═════ Records for processing ═════

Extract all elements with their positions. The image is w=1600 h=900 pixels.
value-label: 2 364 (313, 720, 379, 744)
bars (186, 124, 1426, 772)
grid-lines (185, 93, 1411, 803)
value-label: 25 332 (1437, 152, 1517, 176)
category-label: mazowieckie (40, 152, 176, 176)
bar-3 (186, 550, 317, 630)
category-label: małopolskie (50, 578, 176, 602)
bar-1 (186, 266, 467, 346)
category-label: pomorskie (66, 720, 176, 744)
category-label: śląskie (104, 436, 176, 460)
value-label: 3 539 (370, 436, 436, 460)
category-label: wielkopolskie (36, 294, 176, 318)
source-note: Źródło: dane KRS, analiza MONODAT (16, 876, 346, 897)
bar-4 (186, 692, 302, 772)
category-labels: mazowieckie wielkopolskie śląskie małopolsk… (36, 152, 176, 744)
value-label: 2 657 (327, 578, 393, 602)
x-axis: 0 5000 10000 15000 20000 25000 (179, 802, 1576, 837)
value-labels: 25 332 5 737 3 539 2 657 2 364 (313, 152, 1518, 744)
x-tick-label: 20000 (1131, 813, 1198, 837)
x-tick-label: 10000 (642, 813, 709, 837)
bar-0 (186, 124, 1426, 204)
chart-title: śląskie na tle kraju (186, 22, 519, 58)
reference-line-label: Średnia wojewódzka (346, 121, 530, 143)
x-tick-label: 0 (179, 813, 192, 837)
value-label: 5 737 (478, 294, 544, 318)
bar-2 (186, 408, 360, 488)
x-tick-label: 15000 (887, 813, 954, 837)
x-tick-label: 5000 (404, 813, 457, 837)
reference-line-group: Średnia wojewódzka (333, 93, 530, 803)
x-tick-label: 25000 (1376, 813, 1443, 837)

═════

## Work to complete
Return every line of the items above that contains the string "category", matching case exactly.

## Written response
category-label: mazowieckie (40, 152, 176, 176)
category-label: małopolskie (50, 578, 176, 602)
category-label: pomorskie (66, 720, 176, 744)
category-label: śląskie (104, 436, 176, 460)
category-label: wielkopolskie (36, 294, 176, 318)
category-labels: mazowieckie wielkopolskie śląskie małopolsk… (36, 152, 176, 744)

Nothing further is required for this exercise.